Task objective:
For each line in the data below that holds "poolt", return a copy.

===

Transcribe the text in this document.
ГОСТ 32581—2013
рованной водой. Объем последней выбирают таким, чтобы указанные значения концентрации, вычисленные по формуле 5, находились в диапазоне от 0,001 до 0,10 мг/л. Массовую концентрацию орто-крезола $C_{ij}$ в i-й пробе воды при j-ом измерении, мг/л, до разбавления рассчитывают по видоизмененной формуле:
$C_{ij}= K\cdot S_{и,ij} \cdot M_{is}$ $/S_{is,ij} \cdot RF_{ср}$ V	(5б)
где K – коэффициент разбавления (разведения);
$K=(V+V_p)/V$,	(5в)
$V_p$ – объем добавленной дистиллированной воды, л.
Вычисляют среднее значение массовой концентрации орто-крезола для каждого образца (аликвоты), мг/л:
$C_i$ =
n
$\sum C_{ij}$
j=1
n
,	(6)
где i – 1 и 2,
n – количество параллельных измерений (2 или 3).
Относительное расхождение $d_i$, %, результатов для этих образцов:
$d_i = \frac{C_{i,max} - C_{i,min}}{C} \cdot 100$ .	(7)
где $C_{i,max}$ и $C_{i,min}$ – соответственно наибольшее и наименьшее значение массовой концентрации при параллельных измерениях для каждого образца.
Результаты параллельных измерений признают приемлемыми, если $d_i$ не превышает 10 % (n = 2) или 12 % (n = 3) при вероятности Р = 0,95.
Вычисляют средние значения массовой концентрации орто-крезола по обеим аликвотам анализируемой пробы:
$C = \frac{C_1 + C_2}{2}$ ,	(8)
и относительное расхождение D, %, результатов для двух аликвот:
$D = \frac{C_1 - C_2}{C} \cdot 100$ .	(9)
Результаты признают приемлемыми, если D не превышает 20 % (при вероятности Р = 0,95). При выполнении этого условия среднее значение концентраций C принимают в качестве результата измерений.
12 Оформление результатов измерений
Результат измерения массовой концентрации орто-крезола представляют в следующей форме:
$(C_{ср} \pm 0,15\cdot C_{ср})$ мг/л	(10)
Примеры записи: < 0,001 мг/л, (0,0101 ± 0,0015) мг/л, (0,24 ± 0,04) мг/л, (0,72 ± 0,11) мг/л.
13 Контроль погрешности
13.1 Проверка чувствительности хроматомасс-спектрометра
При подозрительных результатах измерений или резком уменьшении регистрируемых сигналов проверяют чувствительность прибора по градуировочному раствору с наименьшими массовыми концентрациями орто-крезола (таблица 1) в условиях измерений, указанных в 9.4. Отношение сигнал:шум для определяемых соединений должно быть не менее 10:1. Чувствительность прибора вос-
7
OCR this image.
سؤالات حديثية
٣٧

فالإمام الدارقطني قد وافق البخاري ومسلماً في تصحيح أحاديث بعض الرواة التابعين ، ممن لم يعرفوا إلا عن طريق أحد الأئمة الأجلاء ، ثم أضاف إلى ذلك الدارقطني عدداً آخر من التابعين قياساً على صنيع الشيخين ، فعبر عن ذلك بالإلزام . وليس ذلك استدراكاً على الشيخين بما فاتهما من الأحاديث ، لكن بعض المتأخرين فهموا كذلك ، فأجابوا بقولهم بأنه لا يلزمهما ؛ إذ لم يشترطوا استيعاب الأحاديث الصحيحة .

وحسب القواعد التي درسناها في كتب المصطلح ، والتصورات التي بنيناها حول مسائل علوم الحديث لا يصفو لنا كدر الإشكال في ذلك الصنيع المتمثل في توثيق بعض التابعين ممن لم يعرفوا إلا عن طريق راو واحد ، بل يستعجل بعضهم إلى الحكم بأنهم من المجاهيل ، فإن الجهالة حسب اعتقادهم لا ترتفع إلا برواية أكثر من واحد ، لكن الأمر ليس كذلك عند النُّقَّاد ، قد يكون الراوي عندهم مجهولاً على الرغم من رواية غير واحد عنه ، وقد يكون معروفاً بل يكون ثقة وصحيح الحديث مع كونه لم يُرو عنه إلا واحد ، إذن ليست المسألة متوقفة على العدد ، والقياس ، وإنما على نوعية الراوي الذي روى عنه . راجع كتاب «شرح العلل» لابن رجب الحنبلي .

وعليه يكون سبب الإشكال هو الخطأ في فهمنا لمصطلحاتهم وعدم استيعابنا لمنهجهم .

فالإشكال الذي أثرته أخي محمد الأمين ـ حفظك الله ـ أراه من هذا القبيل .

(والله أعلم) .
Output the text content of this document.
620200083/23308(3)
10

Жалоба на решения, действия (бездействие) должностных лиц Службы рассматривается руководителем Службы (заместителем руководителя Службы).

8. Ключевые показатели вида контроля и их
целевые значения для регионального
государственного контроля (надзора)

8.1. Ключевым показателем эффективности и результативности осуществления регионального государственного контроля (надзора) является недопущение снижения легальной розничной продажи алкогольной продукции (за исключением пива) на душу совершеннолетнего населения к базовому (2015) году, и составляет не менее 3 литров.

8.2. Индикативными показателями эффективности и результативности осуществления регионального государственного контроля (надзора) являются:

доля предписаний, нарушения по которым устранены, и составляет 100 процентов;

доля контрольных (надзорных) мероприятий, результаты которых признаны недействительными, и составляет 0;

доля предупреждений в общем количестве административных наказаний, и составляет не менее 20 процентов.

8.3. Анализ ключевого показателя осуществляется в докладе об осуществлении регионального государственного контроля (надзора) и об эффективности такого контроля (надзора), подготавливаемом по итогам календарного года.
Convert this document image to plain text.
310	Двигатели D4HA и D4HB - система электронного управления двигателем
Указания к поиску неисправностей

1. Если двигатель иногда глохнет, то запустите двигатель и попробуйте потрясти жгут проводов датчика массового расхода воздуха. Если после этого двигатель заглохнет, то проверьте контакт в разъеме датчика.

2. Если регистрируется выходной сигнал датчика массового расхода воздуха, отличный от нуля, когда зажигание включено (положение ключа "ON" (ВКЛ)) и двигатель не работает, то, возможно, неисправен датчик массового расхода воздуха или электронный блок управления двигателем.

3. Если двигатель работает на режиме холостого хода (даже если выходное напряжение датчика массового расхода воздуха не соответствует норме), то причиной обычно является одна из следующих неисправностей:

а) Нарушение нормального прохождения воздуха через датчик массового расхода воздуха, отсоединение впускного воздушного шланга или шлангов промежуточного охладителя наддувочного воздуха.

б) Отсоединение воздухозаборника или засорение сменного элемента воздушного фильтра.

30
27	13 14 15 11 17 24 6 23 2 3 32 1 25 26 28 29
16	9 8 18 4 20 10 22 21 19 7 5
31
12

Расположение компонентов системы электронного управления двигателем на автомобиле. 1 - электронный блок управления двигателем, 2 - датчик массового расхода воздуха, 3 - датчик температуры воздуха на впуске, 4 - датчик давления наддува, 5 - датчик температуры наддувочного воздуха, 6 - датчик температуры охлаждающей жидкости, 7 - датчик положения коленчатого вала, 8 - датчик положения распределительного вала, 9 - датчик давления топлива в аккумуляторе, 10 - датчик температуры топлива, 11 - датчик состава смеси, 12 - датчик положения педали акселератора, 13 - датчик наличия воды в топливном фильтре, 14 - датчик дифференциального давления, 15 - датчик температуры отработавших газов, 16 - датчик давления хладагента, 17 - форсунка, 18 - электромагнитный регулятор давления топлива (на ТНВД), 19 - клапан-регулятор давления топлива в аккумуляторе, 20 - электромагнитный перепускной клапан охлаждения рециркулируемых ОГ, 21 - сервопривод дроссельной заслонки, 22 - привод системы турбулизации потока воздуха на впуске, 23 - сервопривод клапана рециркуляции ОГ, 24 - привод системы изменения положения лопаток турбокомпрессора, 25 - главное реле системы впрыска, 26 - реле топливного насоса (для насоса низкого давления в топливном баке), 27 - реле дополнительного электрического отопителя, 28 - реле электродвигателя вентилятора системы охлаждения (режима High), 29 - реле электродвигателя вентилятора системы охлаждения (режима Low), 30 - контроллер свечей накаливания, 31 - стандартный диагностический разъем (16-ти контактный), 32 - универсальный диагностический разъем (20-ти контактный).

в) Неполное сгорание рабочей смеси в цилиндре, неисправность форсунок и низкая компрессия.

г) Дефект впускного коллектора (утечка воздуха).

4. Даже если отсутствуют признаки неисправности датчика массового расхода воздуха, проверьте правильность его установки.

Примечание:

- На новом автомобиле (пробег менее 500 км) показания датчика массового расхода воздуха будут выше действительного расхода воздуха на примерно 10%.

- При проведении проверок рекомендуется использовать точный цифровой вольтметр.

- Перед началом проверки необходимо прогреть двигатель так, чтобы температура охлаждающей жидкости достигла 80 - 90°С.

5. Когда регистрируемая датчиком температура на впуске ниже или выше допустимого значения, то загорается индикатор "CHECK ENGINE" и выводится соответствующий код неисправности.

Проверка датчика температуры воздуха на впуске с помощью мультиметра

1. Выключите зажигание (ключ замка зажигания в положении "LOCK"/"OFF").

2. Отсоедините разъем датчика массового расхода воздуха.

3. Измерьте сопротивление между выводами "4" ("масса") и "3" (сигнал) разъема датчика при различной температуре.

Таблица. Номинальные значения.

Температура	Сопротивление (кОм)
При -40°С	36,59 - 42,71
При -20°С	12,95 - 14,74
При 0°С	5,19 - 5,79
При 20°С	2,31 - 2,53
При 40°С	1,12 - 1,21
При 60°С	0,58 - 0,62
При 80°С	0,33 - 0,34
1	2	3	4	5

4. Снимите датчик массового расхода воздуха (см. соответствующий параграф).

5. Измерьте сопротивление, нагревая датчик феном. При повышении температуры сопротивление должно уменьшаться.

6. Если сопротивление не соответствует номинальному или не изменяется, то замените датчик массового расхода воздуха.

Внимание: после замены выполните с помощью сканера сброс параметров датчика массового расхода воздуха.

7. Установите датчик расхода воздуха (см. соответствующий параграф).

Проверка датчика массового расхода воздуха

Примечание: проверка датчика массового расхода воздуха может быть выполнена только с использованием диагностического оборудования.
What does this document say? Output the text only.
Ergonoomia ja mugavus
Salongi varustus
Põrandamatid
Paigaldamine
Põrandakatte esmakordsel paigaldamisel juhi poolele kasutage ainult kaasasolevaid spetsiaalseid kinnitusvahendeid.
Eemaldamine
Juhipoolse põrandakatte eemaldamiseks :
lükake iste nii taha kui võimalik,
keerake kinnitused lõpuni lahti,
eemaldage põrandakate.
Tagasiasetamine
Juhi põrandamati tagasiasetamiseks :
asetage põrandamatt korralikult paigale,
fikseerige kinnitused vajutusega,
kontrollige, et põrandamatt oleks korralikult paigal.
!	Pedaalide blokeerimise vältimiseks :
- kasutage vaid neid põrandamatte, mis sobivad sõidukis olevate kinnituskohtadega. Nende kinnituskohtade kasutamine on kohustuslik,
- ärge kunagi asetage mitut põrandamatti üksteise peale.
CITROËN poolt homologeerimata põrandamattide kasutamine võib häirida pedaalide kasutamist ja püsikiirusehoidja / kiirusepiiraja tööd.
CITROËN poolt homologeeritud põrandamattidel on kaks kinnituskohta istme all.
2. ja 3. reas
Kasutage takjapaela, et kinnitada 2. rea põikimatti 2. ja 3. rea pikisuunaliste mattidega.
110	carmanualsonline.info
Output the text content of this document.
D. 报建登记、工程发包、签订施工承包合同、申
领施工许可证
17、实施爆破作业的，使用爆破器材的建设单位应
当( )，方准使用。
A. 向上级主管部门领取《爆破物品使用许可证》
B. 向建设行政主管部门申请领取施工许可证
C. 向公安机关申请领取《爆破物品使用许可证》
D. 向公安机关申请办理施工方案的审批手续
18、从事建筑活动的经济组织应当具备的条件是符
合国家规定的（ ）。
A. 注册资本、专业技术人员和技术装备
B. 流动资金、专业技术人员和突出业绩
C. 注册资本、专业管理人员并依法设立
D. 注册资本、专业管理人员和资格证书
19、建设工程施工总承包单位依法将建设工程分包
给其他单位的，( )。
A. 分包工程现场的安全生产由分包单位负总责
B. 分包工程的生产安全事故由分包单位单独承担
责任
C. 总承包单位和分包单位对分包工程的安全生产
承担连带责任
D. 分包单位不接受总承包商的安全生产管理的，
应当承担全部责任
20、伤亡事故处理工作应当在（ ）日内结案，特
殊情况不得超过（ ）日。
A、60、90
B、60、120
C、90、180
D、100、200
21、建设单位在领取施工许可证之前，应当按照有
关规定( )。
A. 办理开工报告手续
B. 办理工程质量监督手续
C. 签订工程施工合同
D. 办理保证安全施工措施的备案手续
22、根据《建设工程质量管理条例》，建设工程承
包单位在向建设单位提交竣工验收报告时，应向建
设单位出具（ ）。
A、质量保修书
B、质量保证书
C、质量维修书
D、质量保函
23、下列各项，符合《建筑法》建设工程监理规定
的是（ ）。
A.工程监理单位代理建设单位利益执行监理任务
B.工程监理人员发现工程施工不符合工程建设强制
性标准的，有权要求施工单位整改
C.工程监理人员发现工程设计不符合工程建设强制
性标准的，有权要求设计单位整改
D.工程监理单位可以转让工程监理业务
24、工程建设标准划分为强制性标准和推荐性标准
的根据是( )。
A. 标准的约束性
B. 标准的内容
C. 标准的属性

===

Problem solution:
CITROËN poolt homologeerimata põrandamattide kasutamine võib häirida pedaalide kasutamist ja püsikiirusehoidja / kiirusepiiraja tööd.
CITROËN poolt homologeeritud põrandamattidel on kaks kinnituskohta istme all.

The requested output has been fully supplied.